- [Work to complete] Go through the entries one line at a time, and gather every line that has the word "JSON".

■ ■ ■ ■ ■

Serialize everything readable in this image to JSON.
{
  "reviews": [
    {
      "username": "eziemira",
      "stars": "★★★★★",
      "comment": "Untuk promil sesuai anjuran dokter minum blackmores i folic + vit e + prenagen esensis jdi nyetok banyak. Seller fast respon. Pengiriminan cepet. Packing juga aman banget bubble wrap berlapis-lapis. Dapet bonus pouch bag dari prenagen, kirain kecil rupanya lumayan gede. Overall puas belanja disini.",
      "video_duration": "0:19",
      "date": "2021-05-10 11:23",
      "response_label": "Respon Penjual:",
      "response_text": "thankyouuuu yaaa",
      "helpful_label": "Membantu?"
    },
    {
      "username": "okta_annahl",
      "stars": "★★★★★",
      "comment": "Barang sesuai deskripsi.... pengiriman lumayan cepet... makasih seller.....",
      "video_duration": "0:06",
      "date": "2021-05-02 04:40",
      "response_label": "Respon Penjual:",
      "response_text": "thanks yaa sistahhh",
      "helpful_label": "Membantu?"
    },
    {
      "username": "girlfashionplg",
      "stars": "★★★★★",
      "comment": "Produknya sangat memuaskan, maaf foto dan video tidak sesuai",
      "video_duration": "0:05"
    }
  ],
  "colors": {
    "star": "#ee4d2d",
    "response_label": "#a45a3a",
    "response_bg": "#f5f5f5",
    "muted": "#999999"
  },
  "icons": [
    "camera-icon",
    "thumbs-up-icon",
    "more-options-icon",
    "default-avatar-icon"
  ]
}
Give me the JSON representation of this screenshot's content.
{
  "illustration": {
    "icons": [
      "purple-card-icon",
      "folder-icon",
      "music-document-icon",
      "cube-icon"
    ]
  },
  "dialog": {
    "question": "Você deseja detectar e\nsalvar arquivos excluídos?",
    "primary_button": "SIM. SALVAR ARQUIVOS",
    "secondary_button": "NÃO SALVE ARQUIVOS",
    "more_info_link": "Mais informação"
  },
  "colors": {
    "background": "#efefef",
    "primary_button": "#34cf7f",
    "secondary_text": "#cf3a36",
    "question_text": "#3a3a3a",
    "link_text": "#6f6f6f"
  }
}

■ ■ ■ ■ ■

- [Exercise solution]
Serialize everything readable in this image to JSON.
Give me the JSON representation of this screenshot's content.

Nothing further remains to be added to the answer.